### ENTRIES
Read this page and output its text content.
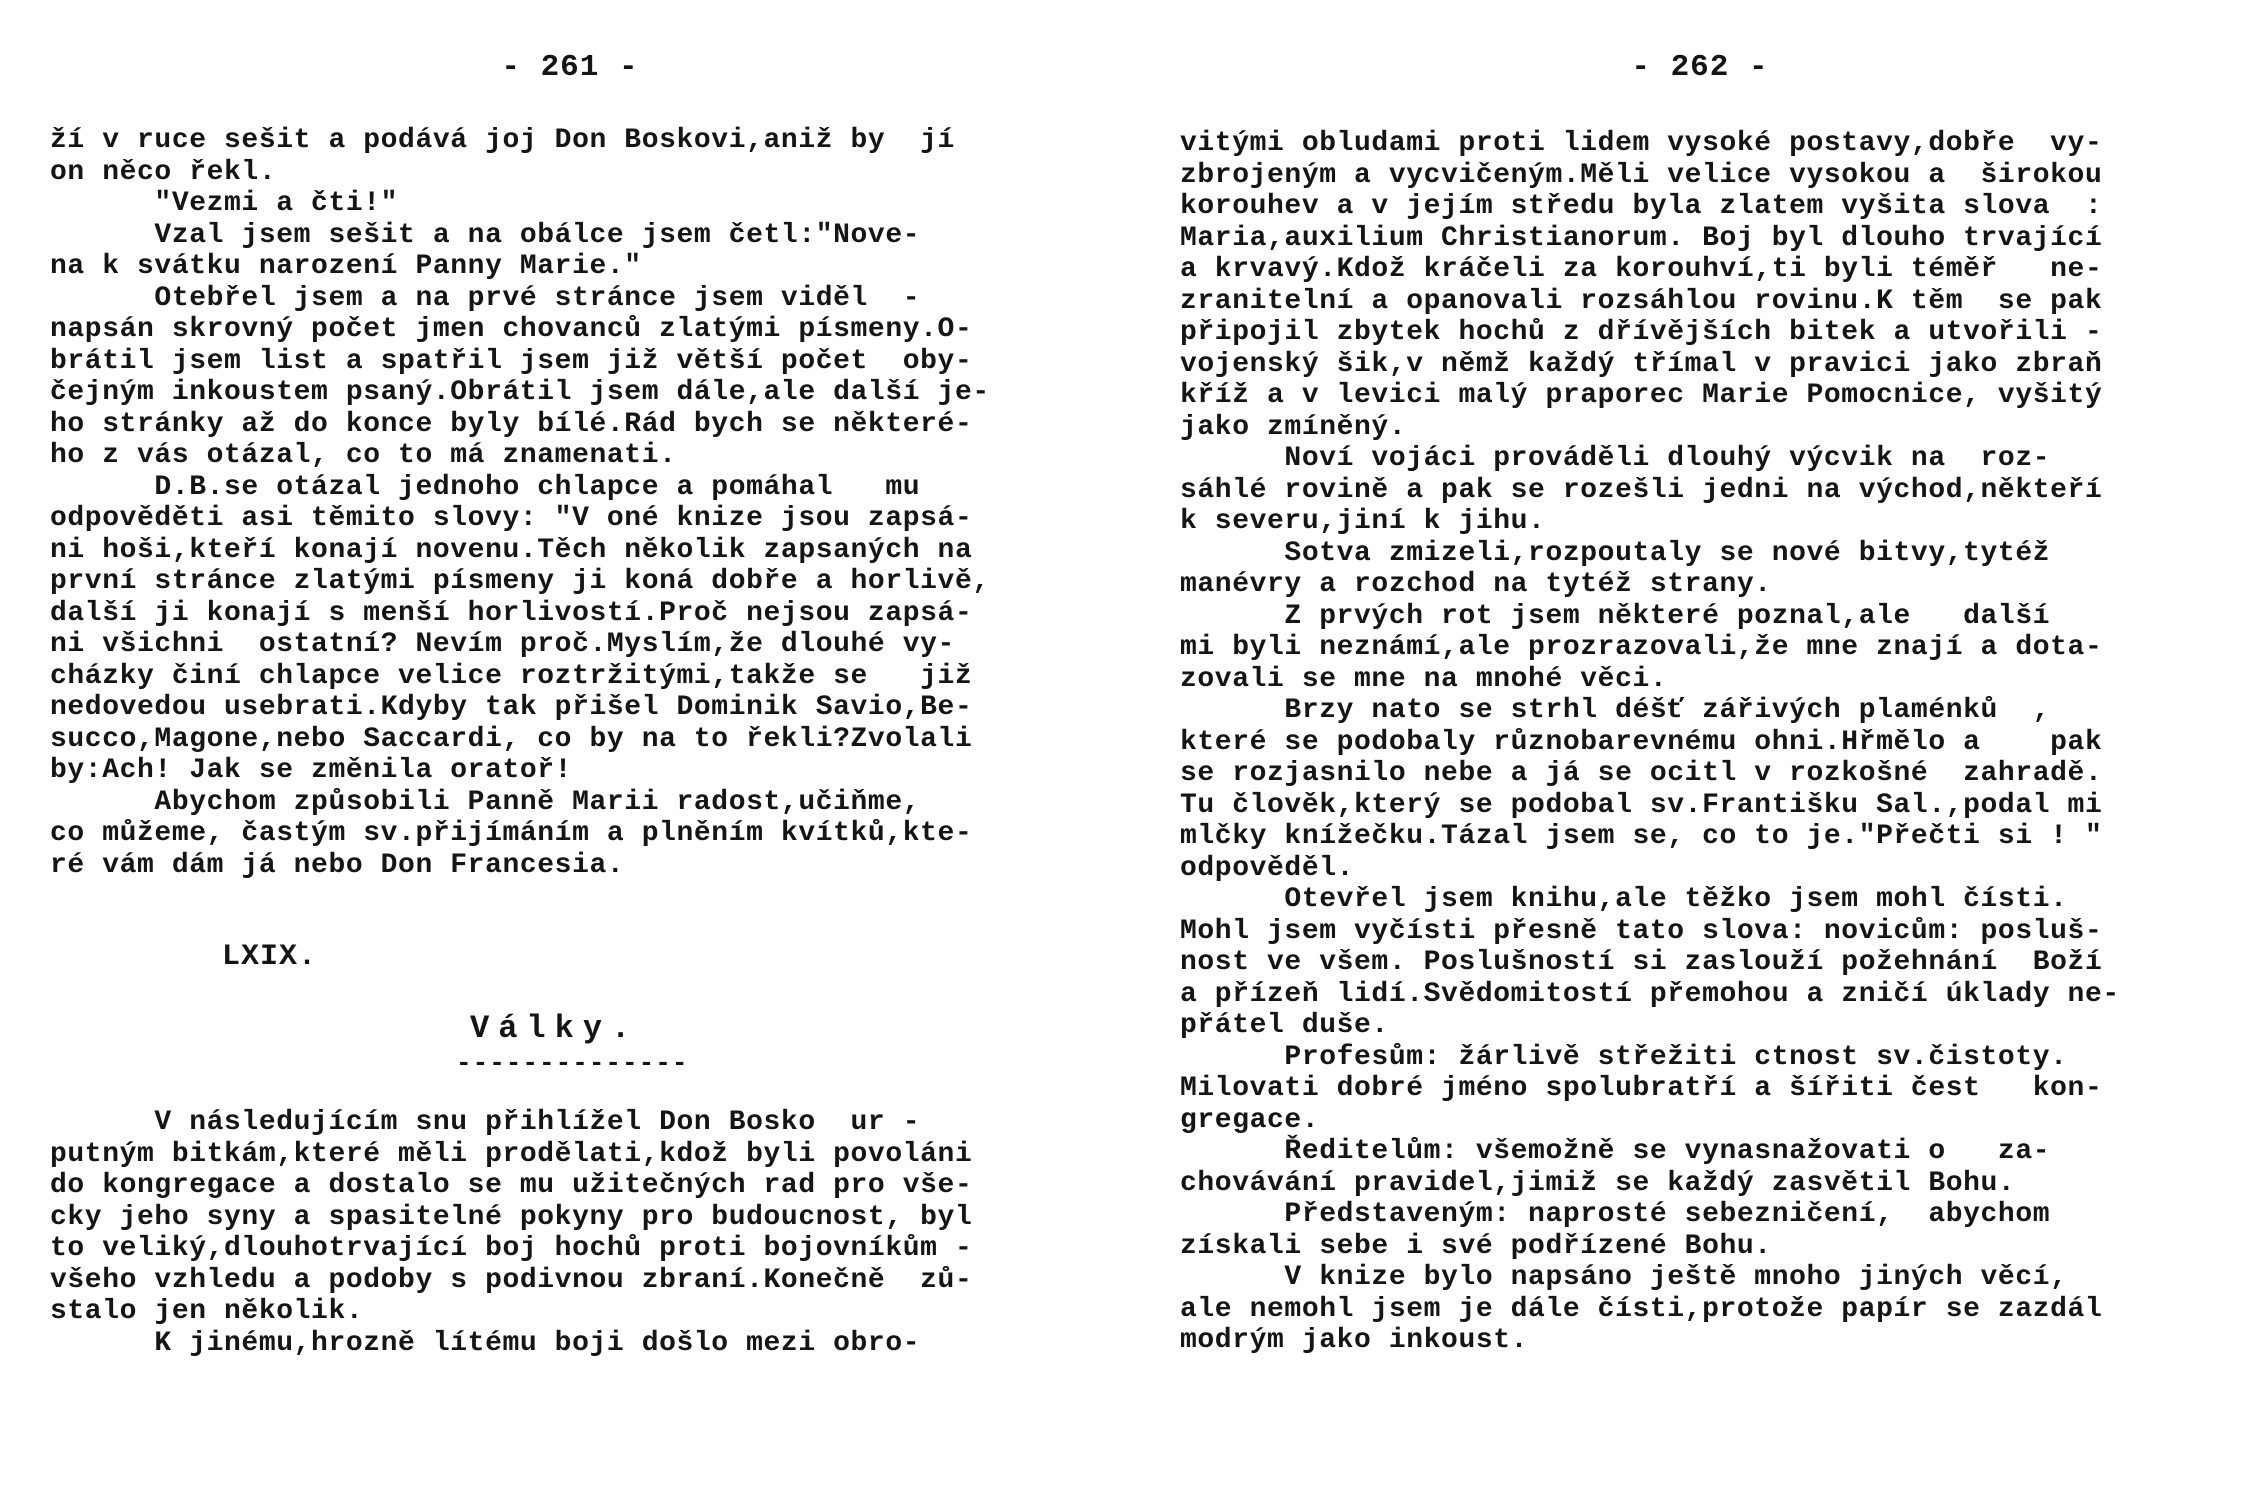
- 261 -
ží v ruce sešit a podává joj Don Boskovi,aniž by  jí
on něco řekl.
"Vezmi a čti!"
Vzal jsem sešit a na obálce jsem četl:"Nove-
na k svátku narození Panny Marie."
Otebřel jsem a na prvé stránce jsem viděl  -
napsán skrovný počet jmen chovanců zlatými písmeny.O-
brátil jsem list a spatřil jsem již větší počet  oby-
čejným inkoustem psaný.Obrátil jsem dále,ale další je-
ho stránky až do konce byly bílé.Rád bych se některé-
ho z vás otázal, co to má znamenati.
D.B.se otázal jednoho chlapce a pomáhal   mu
odpověděti asi těmito slovy: "V oné knize jsou zapsá-
ni hoši,kteří konají novenu.Těch několik zapsaných na
první stránce zlatými písmeny ji koná dobře a horlivě,
další ji konají s menší horlivostí.Proč nejsou zapsá-
ni všichni  ostatní? Nevím proč.Myslím,že dlouhé vy-
cházky činí chlapce velice roztržitými,takže se   již
nedovedou usebrati.Kdyby tak přišel Dominik Savio,Be-
succo,Magone,nebo Saccardi, co by na to řekli?Zvolali
by:Ach! Jak se změnila oratoř!
Abychom způsobili Panně Marii radost,učiňme,
co můžeme, častým sv.přijímáním a plněním kvítků,kte-
ré vám dám já nebo Don Francesia.
LXIX.
Války.
--------------
V následujícím snu přihlížel Don Bosko  ur -
putným bitkám,které měli prodělati,kdož byli povoláni
do kongregace a dostalo se mu užitečných rad pro vše-
cky jeho syny a spasitelné pokyny pro budoucnost, byl
to veliký,dlouhotrvající boj hochů proti bojovníkům -
všeho vzhledu a podoby s podivnou zbraní.Konečně  zů-
stalo jen několik.
K jinému,hrozně lítému boji došlo mezi obro-
- 262 -
vitými obludami proti lidem vysoké postavy,dobře  vy-
zbrojeným a vycvičeným.Měli velice vysokou a  širokou
korouhev a v jejím středu byla zlatem vyšita slova  :
Maria,auxilium Christianorum. Boj byl dlouho trvající
a krvavý.Kdož kráčeli za korouhví,ti byli téměř   ne-
zranitelní a opanovali rozsáhlou rovinu.K těm  se pak
připojil zbytek hochů z dřívějších bitek a utvořili -
vojenský šik,v němž každý třímal v pravici jako zbraň
kříž a v levici malý praporec Marie Pomocnice, vyšitý
jako zmíněný.
Noví vojáci prováděli dlouhý výcvik na  roz-
sáhlé rovině a pak se rozešli jedni na východ,někteří
k severu,jiní k jihu.
Sotva zmizeli,rozpoutaly se nové bitvy,tytéž
manévry a rozchod na tytéž strany.
Z prvých rot jsem některé poznal,ale   další
mi byli neznámí,ale prozrazovali,že mne znají a dota-
zovali se mne na mnohé věci.
Brzy nato se strhl déšť zářivých plaménků  ,
které se podobaly různobarevnému ohni.Hřmělo a    pak
se rozjasnilo nebe a já se ocitl v rozkošné  zahradě.
Tu člověk,který se podobal sv.Františku Sal.,podal mi
mlčky knížečku.Tázal jsem se, co to je."Přečti si ! "
odpověděl.
Otevřel jsem knihu,ale těžko jsem mohl čísti.
Mohl jsem vyčísti přesně tato slova: novicům: posluš-
nost ve všem. Poslušností si zaslouží požehnání  Boží
a přízeň lidí.Svědomitostí přemohou a zničí úklady ne-
přátel duše.
Profesům: žárlivě střežiti ctnost sv.čistoty.
Milovati dobré jméno spolubratří a šířiti čest   kon-
gregace.
Ředitelům: všemožně se vynasnažovati o   za-
chovávání pravidel,jimiž se každý zasvětil Bohu.
Představeným: naprosté sebezničení,  abychom
získali sebe i své podřízené Bohu.
V knize bylo napsáno ještě mnoho jiných věcí,
ale nemohl jsem je dále čísti,protože papír se zazdál
modrým jako inkoust.
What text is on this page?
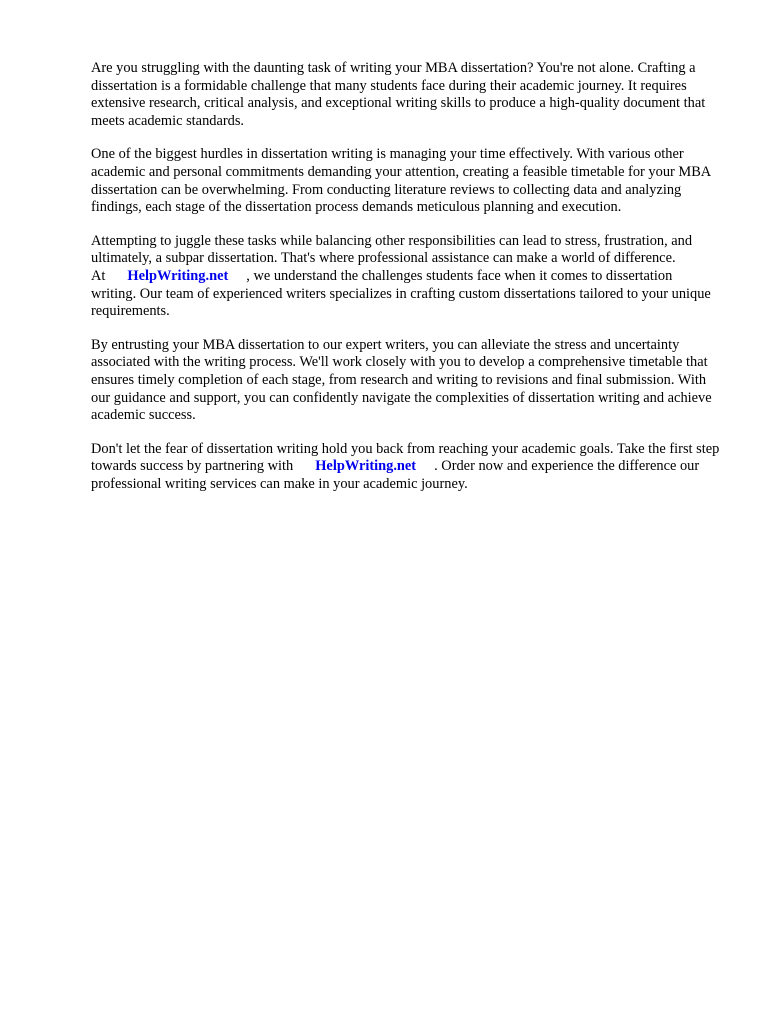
Are you struggling with the daunting task of writing your MBA dissertation? You're not alone. Crafting a dissertation is a formidable challenge that many students face during their academic journey. It requires extensive research, critical analysis, and exceptional writing skills to produce a high-quality document that meets academic standards.

One of the biggest hurdles in dissertation writing is managing your time effectively. With various other academic and personal commitments demanding your attention, creating a feasible timetable for your MBA dissertation can be overwhelming. From conducting literature reviews to collecting data and analyzing findings, each stage of the dissertation process demands meticulous planning and execution.

Attempting to juggle these tasks while balancing other responsibilities can lead to stress, frustration, and ultimately, a subpar dissertation. That's where professional assistance can make a world of difference. At HelpWriting.net , we understand the challenges students face when it comes to dissertation writing. Our team of experienced writers specializes in crafting custom dissertations tailored to your unique requirements.

By entrusting your MBA dissertation to our expert writers, you can alleviate the stress and uncertainty associated with the writing process. We'll work closely with you to develop a comprehensive timetable that ensures timely completion of each stage, from research and writing to revisions and final submission. With our guidance and support, you can confidently navigate the complexities of dissertation writing and achieve academic success.

Don't let the fear of dissertation writing hold you back from reaching your academic goals. Take the first step towards success by partnering with HelpWriting.net . Order now and experience the difference our professional writing services can make in your academic journey.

### TASK DIRECTIONS
Repeat verbatim the range of lines that opens at the line containing "What text is on this page?" and closes at the last line of the entries, excluding all pictures.

### ANSWER TO THIS PROBLEM
What text is on this page?
Are you struggling with the daunting task of writing your MBA dissertation? You're not alone. Crafting a dissertation is a formidable challenge that many students face during their academic journey. It requires extensive research, critical analysis, and exceptional writing skills to produce a high-quality document that meets academic standards.

One of the biggest hurdles in dissertation writing is managing your time effectively. With various other academic and personal commitments demanding your attention, creating a feasible timetable for your MBA dissertation can be overwhelming. From conducting literature reviews to collecting data and analyzing findings, each stage of the dissertation process demands meticulous planning and execution.

Attempting to juggle these tasks while balancing other responsibilities can lead to stress, frustration, and ultimately, a subpar dissertation. That's where professional assistance can make a world of difference. At HelpWriting.net , we understand the challenges students face when it comes to dissertation writing. Our team of experienced writers specializes in crafting custom dissertations tailored to your unique requirements.

By entrusting your MBA dissertation to our expert writers, you can alleviate the stress and uncertainty associated with the writing process. We'll work closely with you to develop a comprehensive timetable that ensures timely completion of each stage, from research and writing to revisions and final submission. With our guidance and support, you can confidently navigate the complexities of dissertation writing and achieve academic success.

Don't let the fear of dissertation writing hold you back from reaching your academic goals. Take the first step towards success by partnering with HelpWriting.net . Order now and experience the difference our professional writing services can make in your academic journey.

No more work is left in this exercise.